# What you will do:
Gather the lines that hold the string "labels".

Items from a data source
--

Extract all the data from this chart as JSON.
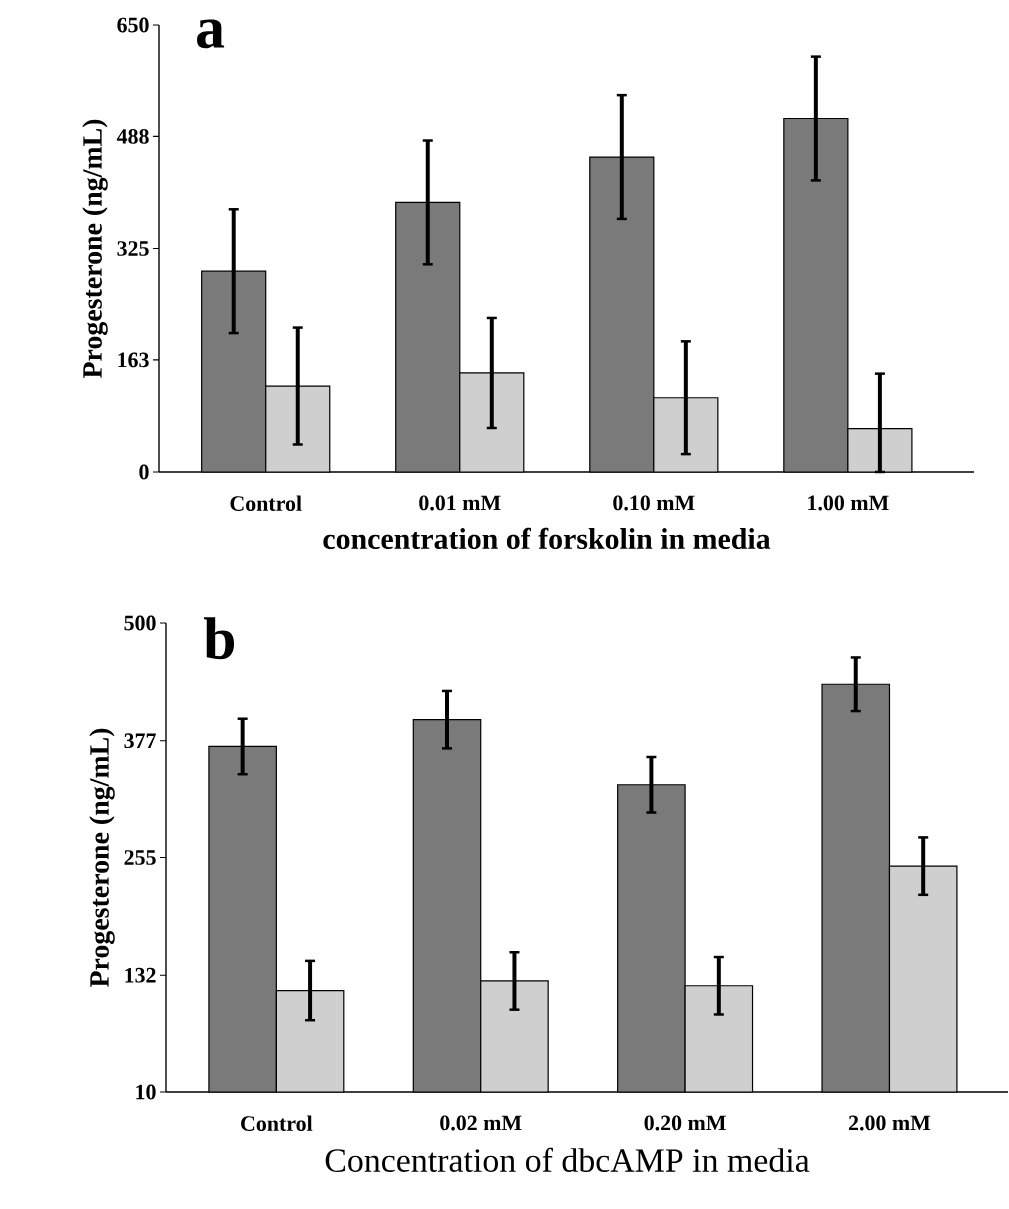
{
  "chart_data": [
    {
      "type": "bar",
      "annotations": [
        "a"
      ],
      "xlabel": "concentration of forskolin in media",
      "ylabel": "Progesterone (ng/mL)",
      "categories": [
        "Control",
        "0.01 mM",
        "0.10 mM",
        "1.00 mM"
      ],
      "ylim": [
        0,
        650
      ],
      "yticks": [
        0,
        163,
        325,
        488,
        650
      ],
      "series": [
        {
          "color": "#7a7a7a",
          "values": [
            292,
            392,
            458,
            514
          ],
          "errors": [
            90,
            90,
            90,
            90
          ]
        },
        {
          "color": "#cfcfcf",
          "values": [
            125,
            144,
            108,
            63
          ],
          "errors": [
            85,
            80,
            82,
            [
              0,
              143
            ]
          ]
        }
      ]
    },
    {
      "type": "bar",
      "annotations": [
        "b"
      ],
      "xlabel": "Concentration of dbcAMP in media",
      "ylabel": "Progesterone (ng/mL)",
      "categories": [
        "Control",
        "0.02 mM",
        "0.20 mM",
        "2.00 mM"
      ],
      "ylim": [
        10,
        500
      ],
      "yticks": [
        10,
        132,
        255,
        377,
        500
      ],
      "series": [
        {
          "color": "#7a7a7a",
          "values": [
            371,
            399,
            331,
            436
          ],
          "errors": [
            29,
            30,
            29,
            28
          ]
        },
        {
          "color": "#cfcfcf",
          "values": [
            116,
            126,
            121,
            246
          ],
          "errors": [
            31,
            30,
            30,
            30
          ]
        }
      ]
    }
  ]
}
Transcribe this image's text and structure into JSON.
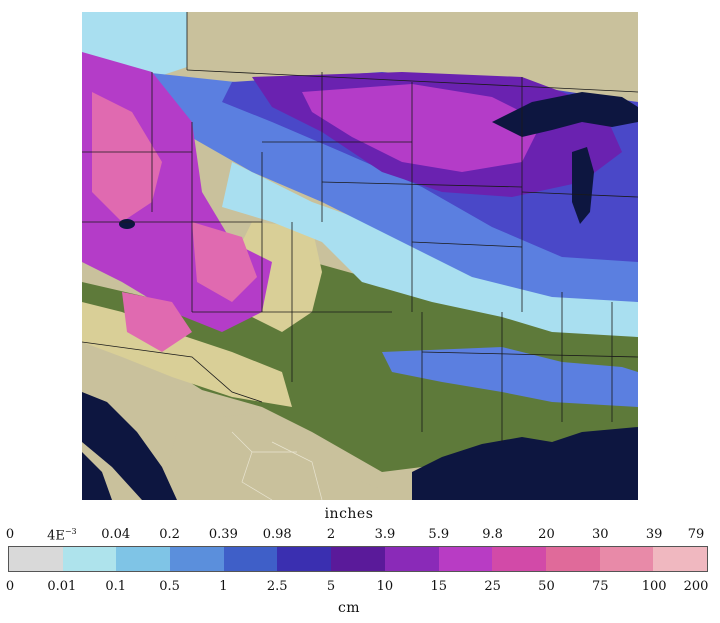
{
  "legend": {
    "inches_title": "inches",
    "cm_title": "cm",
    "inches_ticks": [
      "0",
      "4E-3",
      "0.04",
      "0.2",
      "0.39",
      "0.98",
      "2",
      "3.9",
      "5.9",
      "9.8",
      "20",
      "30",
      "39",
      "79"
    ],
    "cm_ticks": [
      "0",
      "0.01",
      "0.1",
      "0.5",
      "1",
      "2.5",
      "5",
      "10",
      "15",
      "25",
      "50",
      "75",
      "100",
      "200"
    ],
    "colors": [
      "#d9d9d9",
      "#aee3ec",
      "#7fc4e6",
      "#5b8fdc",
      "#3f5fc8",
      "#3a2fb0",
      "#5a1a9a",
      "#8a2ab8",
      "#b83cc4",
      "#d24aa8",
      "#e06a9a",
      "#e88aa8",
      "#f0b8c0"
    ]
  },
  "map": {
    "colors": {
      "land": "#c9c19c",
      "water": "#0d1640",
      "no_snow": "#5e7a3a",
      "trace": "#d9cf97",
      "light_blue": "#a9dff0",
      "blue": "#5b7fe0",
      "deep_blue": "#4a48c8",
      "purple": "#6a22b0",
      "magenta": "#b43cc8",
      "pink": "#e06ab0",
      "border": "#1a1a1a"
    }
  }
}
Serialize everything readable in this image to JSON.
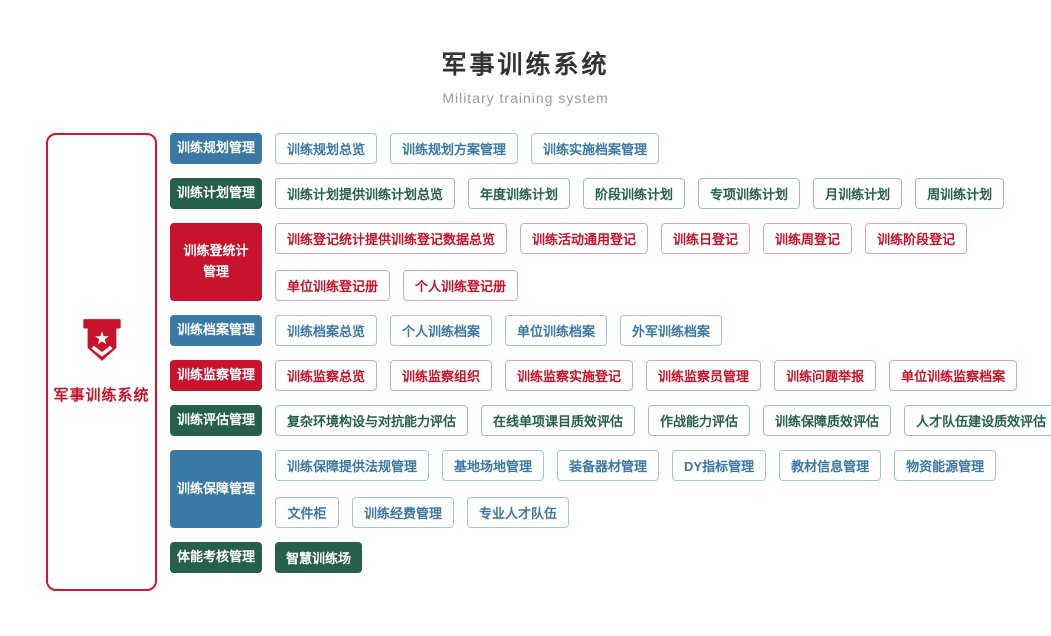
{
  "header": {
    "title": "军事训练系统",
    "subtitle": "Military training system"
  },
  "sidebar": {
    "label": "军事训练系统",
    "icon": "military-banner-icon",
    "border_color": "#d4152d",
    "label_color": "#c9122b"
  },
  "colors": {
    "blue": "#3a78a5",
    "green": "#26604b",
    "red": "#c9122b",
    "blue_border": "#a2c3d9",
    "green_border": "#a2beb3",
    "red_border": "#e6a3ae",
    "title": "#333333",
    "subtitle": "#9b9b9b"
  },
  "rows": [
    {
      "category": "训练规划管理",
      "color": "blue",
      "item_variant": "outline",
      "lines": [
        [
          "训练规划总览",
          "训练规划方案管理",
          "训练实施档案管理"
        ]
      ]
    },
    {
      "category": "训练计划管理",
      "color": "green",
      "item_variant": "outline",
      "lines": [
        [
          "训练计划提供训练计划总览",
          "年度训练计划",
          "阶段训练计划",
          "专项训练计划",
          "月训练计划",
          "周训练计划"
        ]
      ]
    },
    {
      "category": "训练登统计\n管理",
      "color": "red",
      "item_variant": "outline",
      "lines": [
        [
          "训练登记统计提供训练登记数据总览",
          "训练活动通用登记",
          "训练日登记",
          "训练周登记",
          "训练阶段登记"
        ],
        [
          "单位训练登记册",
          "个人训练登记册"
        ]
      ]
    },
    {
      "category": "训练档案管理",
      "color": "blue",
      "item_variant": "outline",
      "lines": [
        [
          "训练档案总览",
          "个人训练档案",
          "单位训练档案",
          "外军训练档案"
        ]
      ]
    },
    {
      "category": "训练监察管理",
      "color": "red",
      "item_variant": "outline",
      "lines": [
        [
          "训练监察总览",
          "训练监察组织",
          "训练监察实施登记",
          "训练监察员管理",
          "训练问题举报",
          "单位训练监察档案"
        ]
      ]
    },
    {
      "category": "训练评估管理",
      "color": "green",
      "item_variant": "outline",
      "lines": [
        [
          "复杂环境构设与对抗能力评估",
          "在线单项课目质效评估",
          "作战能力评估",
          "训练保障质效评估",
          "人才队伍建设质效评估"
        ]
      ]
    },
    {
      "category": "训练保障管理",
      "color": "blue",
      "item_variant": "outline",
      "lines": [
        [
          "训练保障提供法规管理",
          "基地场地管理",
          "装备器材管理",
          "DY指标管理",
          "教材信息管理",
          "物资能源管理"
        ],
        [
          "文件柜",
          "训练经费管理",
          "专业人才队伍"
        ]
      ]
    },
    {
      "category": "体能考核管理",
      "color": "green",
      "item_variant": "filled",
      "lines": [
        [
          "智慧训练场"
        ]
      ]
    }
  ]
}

--

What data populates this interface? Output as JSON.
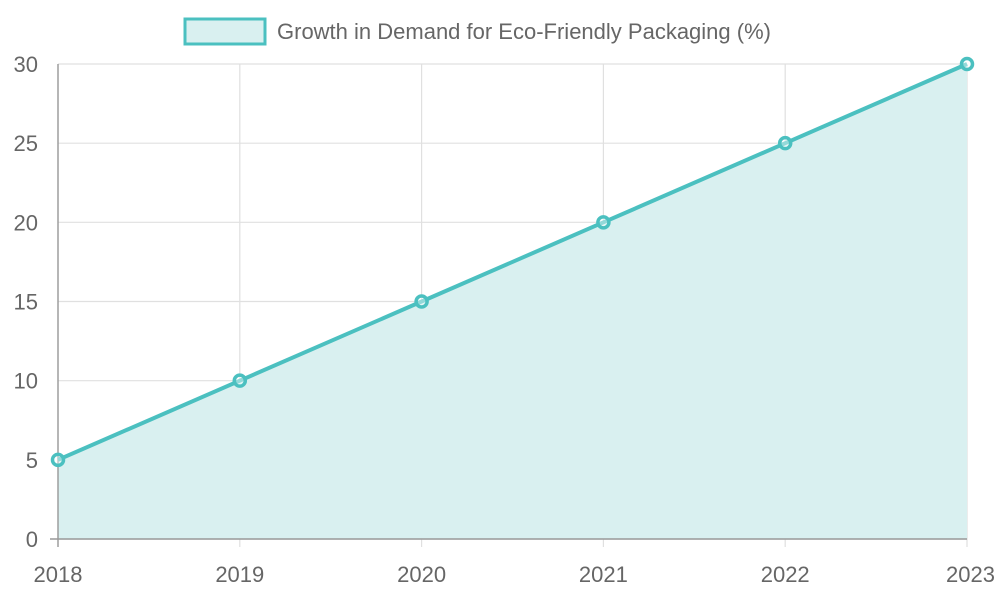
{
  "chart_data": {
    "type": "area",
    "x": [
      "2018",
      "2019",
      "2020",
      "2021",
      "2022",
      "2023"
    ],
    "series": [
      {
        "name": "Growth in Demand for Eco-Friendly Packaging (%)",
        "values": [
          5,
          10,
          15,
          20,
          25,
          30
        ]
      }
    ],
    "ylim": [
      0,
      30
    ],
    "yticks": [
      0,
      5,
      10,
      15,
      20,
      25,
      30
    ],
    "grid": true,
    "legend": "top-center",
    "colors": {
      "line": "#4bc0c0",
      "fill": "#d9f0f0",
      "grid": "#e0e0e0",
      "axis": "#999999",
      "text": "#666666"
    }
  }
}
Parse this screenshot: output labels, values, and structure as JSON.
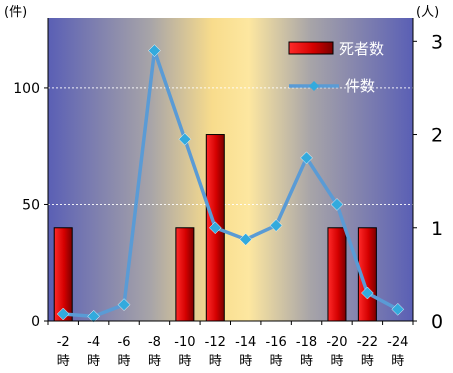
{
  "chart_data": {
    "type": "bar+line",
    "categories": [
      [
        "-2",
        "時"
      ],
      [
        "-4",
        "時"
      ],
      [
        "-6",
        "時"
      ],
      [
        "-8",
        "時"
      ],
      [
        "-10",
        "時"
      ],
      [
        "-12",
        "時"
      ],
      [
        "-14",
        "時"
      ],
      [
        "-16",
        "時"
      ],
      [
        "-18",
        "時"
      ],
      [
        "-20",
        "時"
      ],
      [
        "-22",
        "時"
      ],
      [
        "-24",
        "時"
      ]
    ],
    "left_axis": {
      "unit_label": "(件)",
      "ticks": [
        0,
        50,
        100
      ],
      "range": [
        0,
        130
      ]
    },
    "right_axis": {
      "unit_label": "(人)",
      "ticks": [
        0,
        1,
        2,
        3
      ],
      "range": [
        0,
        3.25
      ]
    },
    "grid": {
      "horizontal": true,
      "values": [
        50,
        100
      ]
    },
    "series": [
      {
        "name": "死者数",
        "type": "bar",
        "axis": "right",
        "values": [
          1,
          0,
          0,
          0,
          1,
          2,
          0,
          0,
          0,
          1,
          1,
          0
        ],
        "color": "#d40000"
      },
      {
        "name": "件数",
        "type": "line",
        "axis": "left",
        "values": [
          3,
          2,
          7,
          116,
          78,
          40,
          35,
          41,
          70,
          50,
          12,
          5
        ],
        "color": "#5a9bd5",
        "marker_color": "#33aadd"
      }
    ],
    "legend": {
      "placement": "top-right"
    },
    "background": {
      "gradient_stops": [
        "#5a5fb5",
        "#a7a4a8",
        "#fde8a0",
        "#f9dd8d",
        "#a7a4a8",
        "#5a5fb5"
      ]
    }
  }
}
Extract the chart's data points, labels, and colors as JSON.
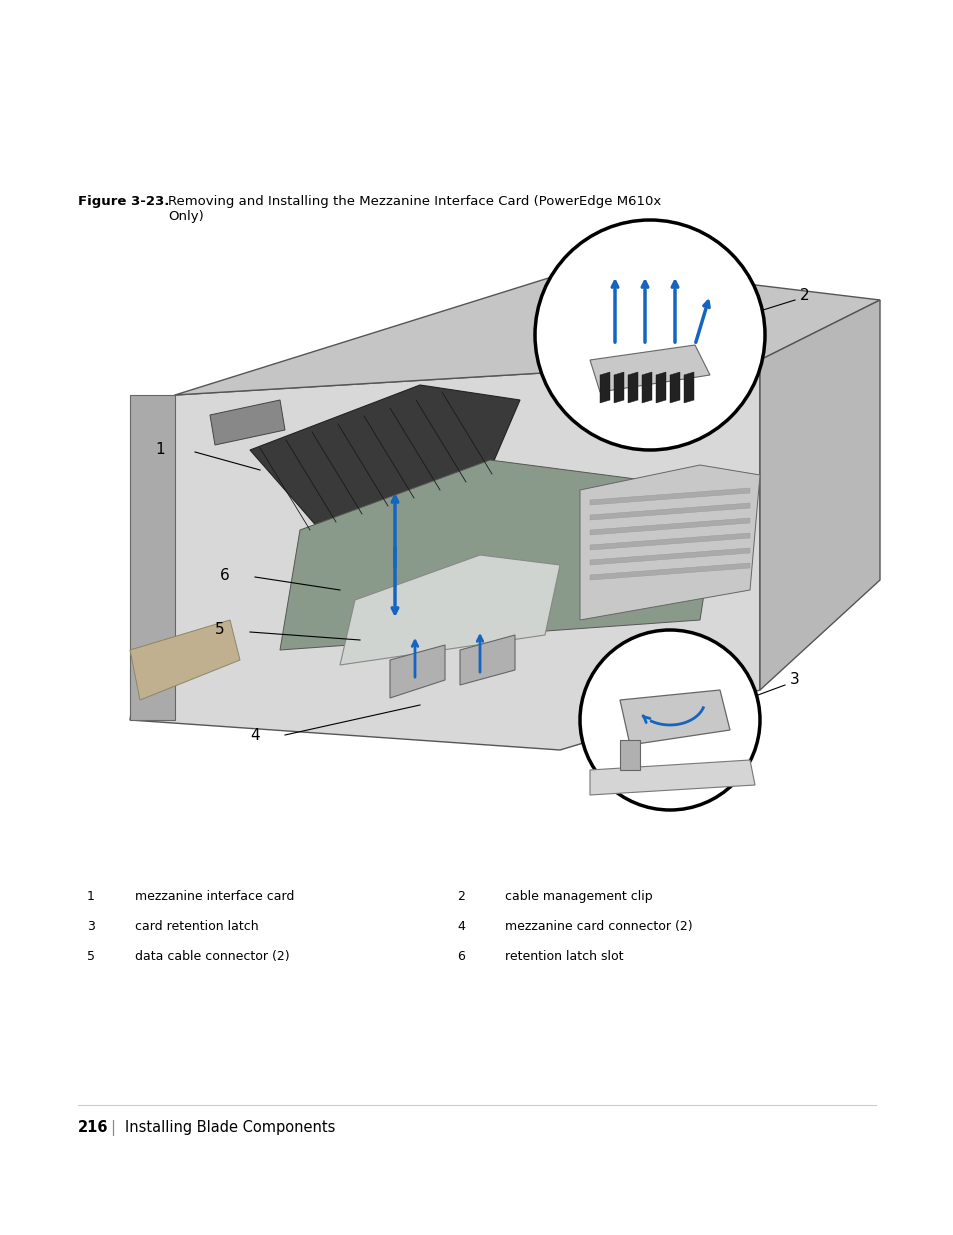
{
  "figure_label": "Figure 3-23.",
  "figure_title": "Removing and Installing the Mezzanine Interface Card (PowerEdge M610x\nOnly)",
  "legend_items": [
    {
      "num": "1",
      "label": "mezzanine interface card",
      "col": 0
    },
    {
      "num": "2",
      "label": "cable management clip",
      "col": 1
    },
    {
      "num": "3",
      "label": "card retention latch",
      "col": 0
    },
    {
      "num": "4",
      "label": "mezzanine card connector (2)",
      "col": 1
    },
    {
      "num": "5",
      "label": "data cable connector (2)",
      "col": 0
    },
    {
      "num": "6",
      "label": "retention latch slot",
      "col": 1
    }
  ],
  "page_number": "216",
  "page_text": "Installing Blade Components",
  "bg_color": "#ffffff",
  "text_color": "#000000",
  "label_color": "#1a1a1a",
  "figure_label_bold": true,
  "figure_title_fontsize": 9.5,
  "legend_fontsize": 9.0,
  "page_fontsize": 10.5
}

--

# Exercise response:
Parse this screenshot: output labels, values, and structure as JSON.
Extract the chart's data points, labels, and colors as JSON.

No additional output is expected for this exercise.